> **DIRECTIONS**:
Which lines in the records below contain the word "from"? Copy each one out.

> **RECORDS SHOWN**:
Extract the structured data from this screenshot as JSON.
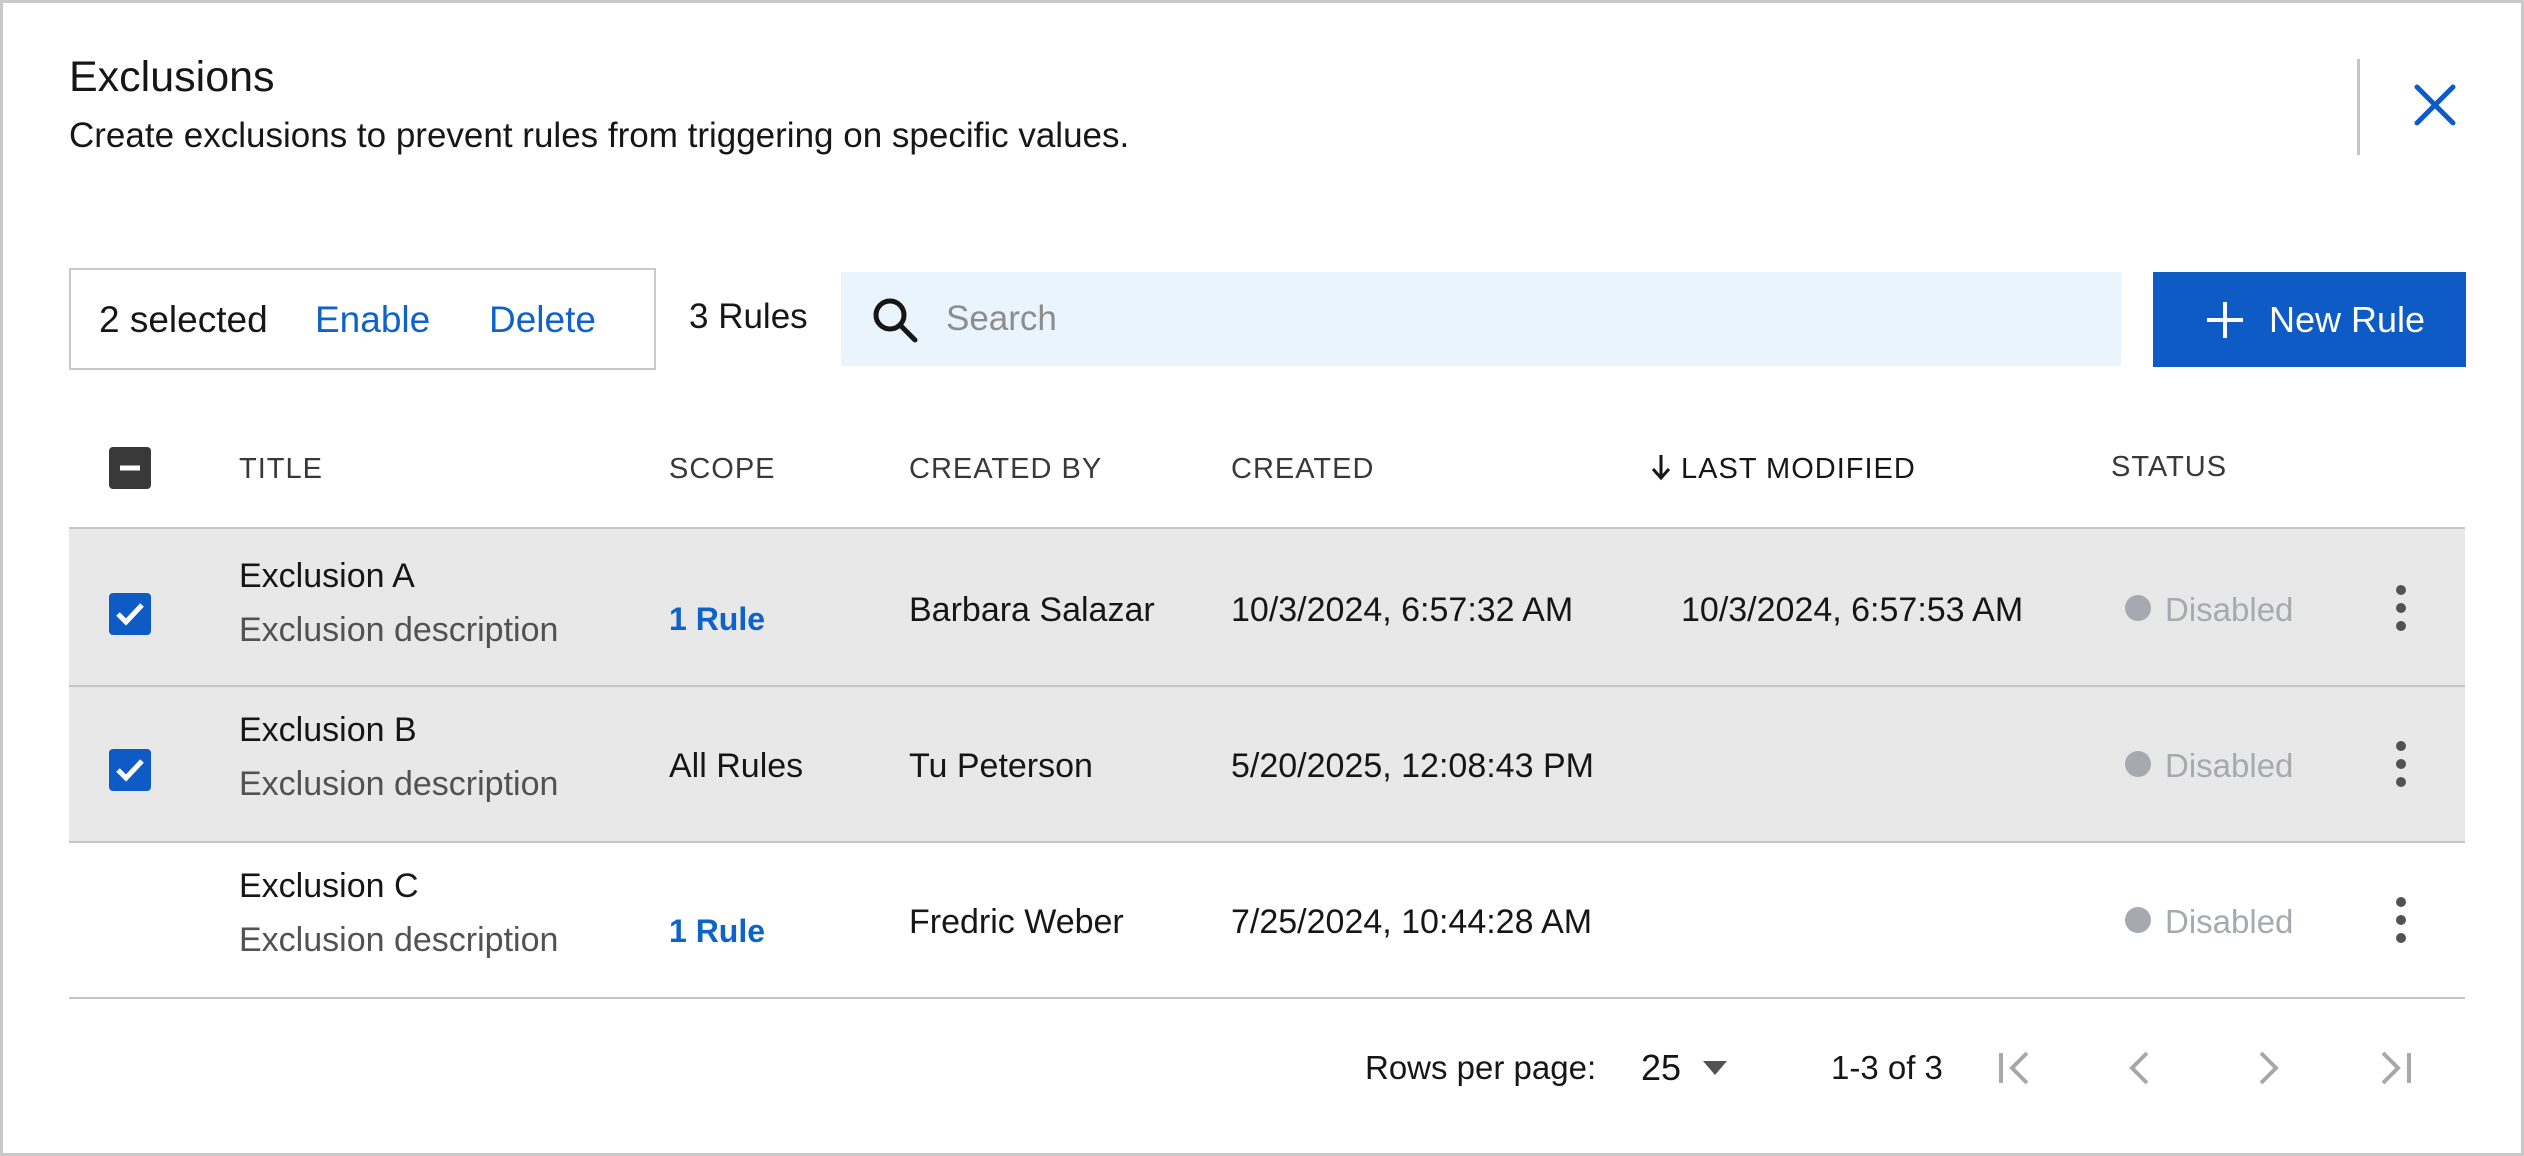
{
  "dialog": {
    "title": "Exclusions",
    "subtitle": "Create exclusions to prevent rules from triggering on specific values.",
    "close_icon": "close-icon"
  },
  "toolbar": {
    "selected_label": "2 selected",
    "enable_label": "Enable",
    "delete_label": "Delete",
    "rules_count": "3 Rules",
    "search_placeholder": "Search",
    "search_value": "",
    "new_rule_label": "New Rule"
  },
  "table": {
    "headers": {
      "title": "TITLE",
      "scope": "SCOPE",
      "created_by": "CREATED BY",
      "created": "CREATED",
      "last_modified": "LAST MODIFIED",
      "status": "STATUS"
    },
    "sort": {
      "column": "last_modified",
      "direction": "descending"
    },
    "rows": [
      {
        "title": "Exclusion A",
        "description": "Exclusion description",
        "scope": "1 Rule",
        "scope_is_link": true,
        "created_by": "Barbara Salazar",
        "created": "10/3/2024, 6:57:32 AM",
        "last_modified": "10/3/2024, 6:57:53 AM",
        "status": "Disabled",
        "selected": true
      },
      {
        "title": "Exclusion B",
        "description": "Exclusion description",
        "scope": "All Rules",
        "scope_is_link": false,
        "created_by": "Tu Peterson",
        "created": "5/20/2025, 12:08:43 PM",
        "last_modified": "",
        "status": "Disabled",
        "selected": true
      },
      {
        "title": "Exclusion C",
        "description": "Exclusion description",
        "scope": "1 Rule",
        "scope_is_link": true,
        "created_by": "Fredric Weber",
        "created": "7/25/2024, 10:44:28 AM",
        "last_modified": "",
        "status": "Disabled",
        "selected": false
      }
    ]
  },
  "pagination": {
    "rows_per_page_label": "Rows per page:",
    "rows_per_page": "25",
    "range": "1-3 of 3"
  },
  "colors": {
    "accent": "#0f5bc6",
    "link": "#0f62c9",
    "search_bg": "#eaf4fc",
    "selected_row_bg": "#e8e8e8",
    "status_disabled": "#a6a9b0"
  }
}
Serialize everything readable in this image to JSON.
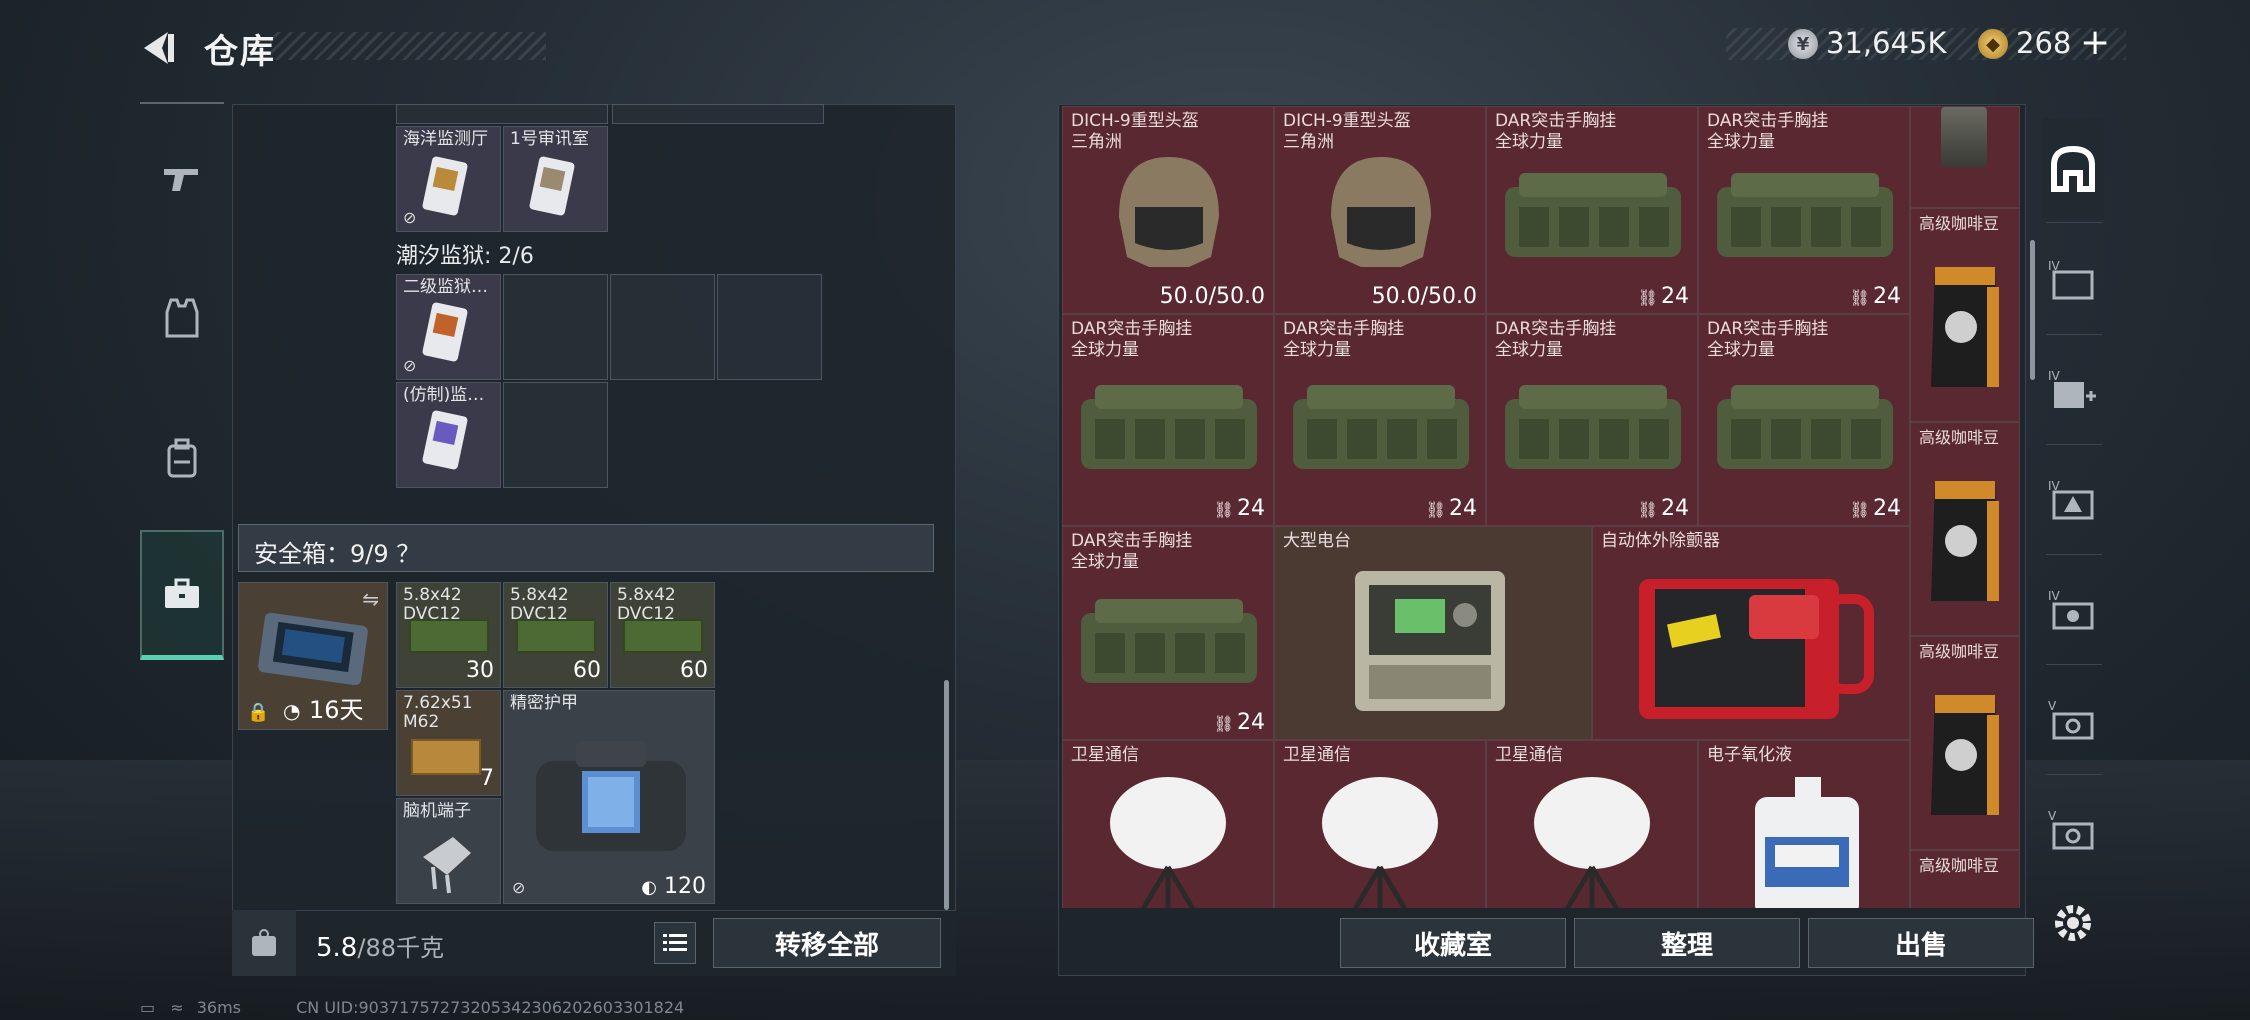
{
  "header": {
    "title": "仓库",
    "silver_value": "31,645K",
    "gold_value": "268",
    "plus_label": "+"
  },
  "sidebar": {
    "items": [
      {
        "name": "weapons",
        "icon": "gun-icon"
      },
      {
        "name": "gear",
        "icon": "vest-icon"
      },
      {
        "name": "backpack",
        "icon": "backpack-icon"
      },
      {
        "name": "safebox",
        "icon": "briefcase-icon",
        "active": true
      }
    ]
  },
  "left_panel": {
    "keycards_top": [
      "海洋监测厅",
      "1号审讯室"
    ],
    "prison_label": "潮汐监狱: 2/6",
    "prison_cards": [
      "二级监狱…",
      "(仿制)监…"
    ],
    "safebox_label": "安全箱：9/9 ？",
    "safebox_timer": "16天",
    "items": [
      {
        "label": "5.8x42\nDVC12",
        "count": "30"
      },
      {
        "label": "5.8x42\nDVC12",
        "count": "60"
      },
      {
        "label": "5.8x42\nDVC12",
        "count": "60"
      },
      {
        "label": "7.62x51\nM62",
        "count": "7"
      },
      {
        "label": "精密护甲",
        "count": "120"
      },
      {
        "label": "脑机端子",
        "count": ""
      }
    ],
    "weight_current": "5.8",
    "weight_max": "/88千克",
    "move_all_label": "转移全部"
  },
  "right_panel": {
    "cells": [
      {
        "label": "DICH-9重型头盔\n三角洲",
        "value": "50.0/50.0"
      },
      {
        "label": "DICH-9重型头盔\n三角洲",
        "value": "50.0/50.0"
      },
      {
        "label": "DAR突击手胸挂\n全球力量",
        "value": "24"
      },
      {
        "label": "DAR突击手胸挂\n全球力量",
        "value": "24"
      },
      {
        "label": "DAR突击手胸挂\n全球力量",
        "value": "24"
      },
      {
        "label": "DAR突击手胸挂\n全球力量",
        "value": "24"
      },
      {
        "label": "DAR突击手胸挂\n全球力量",
        "value": "24"
      },
      {
        "label": "DAR突击手胸挂\n全球力量",
        "value": "24"
      },
      {
        "label": "DAR突击手胸挂\n全球力量",
        "value": "24"
      },
      {
        "label": "大型电台",
        "value": ""
      },
      {
        "label": "自动体外除颤器",
        "value": ""
      },
      {
        "label": "卫星通信",
        "value": ""
      },
      {
        "label": "卫星通信",
        "value": ""
      },
      {
        "label": "卫星通信",
        "value": ""
      },
      {
        "label": "电子氧化液",
        "value": ""
      }
    ],
    "side_column_labels": [
      "高级咖啡豆",
      "高级咖啡豆",
      "高级咖啡豆",
      "高级咖啡豆"
    ],
    "buttons": {
      "collection": "收藏室",
      "organize": "整理",
      "sell": "出售"
    }
  },
  "right_tabs": [
    "IV",
    "IV+",
    "IV",
    "IV",
    "V",
    "V"
  ],
  "status_bar": {
    "ping": "36ms",
    "uid": "CN UID:9037175727320534230620260330​1824"
  }
}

> **TASK SOLUTION**:
Extract the structured data from this screenshot as JSON.
    "subtitle": "Create exclusions to prevent rules from triggering on specific values.",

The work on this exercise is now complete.